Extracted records
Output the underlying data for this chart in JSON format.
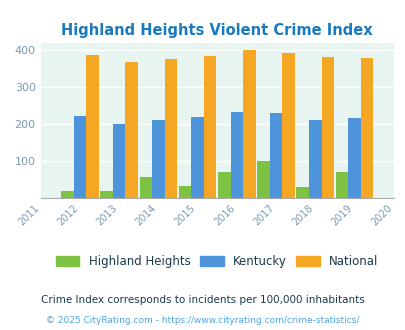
{
  "title": "Highland Heights Violent Crime Index",
  "years": [
    2011,
    2012,
    2013,
    2014,
    2015,
    2016,
    2017,
    2018,
    2019,
    2020
  ],
  "bar_years": [
    2012,
    2013,
    2014,
    2015,
    2016,
    2017,
    2018,
    2019
  ],
  "highland_heights": [
    18,
    18,
    58,
    32,
    70,
    100,
    30,
    70
  ],
  "kentucky": [
    222,
    200,
    211,
    219,
    234,
    229,
    211,
    216
  ],
  "national": [
    386,
    368,
    377,
    384,
    400,
    394,
    382,
    378
  ],
  "highland_color": "#7dc242",
  "kentucky_color": "#4d94db",
  "national_color": "#f5a623",
  "bg_color": "#e8f4f0",
  "title_color": "#1a7abf",
  "subtitle": "Crime Index corresponds to incidents per 100,000 inhabitants",
  "footnote": "© 2025 CityRating.com - https://www.cityrating.com/crime-statistics/",
  "subtitle_color": "#1a3a4a",
  "footnote_color": "#4da6e0",
  "ylim": [
    0,
    420
  ],
  "yticks": [
    100,
    200,
    300,
    400
  ],
  "bar_width": 0.32,
  "legend_labels": [
    "Highland Heights",
    "Kentucky",
    "National"
  ]
}
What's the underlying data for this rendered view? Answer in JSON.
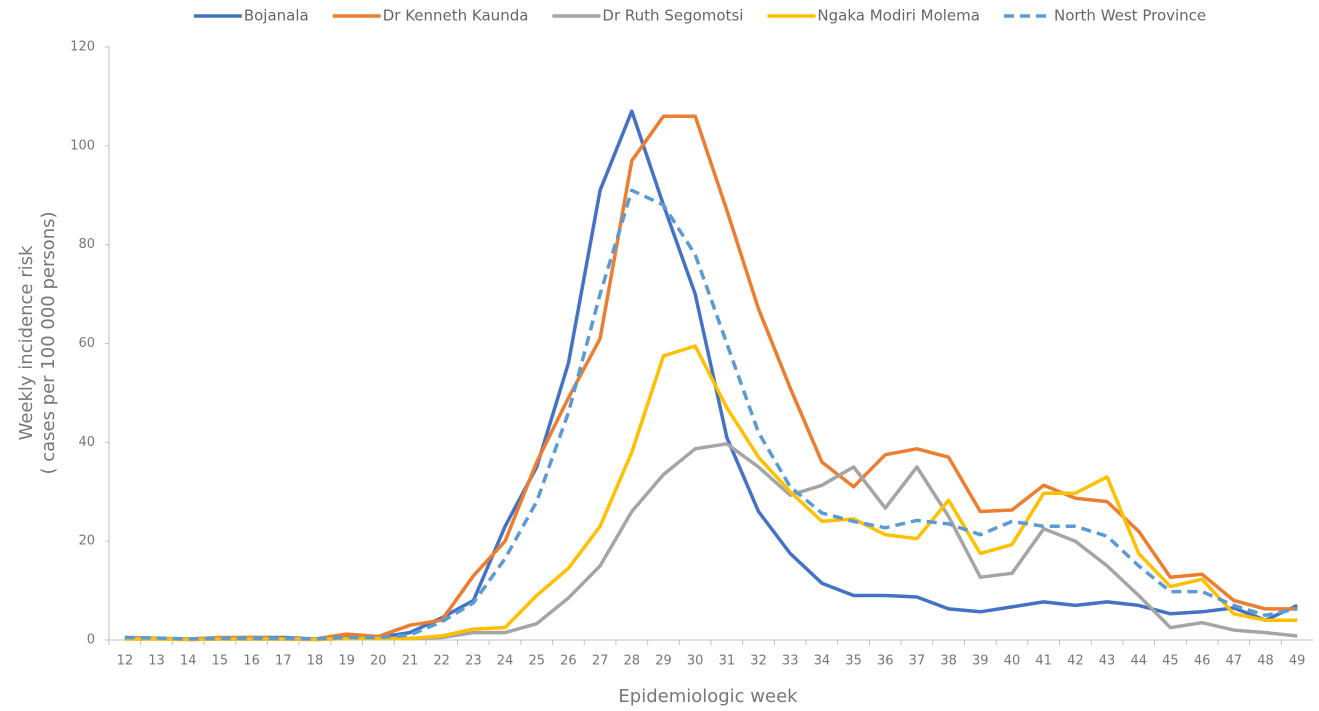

TO DO: Pictures are to be left out; the records above must be repeated word for word.

REPLY:
Output the underlying data for this chart in JSON format.
{
  "title": "Highland Heights Violent Crime Index",
  "years": [
    2011,
    2012,
    2013,
    2014,
    2015,
    2016,
    2017,
    2018,
    2019,
    2020
  ],
  "bar_years": [
    2012,
    2013,
    2014,
    2015,
    2016,
    2017,
    2018,
    2019
  ],
  "highland_heights": [
    18,
    18,
    58,
    32,
    70,
    100,
    30,
    70
  ],
  "kentucky": [
    222,
    200,
    211,
    219,
    234,
    229,
    211,
    216
  ],
  "national": [
    386,
    368,
    377,
    384,
    400,
    394,
    382,
    378
  ],
  "highland_color": "#7dc242",
  "kentucky_color": "#4d94db",
  "national_color": "#f5a623",
  "bg_color": "#e8f4f0",
  "title_color": "#1a7abf",
  "subtitle": "Crime Index corresponds to incidents per 100,000 inhabitants",
  "footnote": "© 2025 CityRating.com - https://www.cityrating.com/crime-statistics/",
  "subtitle_color": "#1a3a4a",
  "footnote_color": "#4da6e0",
  "ylim": [
    0,
    420
  ],
  "yticks": [
    100,
    200,
    300,
    400
  ],
  "bar_width": 0.32,
  "legend_labels": [
    "Highland Heights",
    "Kentucky",
    "National"
  ]
}
What's the underlying data for this rendered view? Answer in JSON.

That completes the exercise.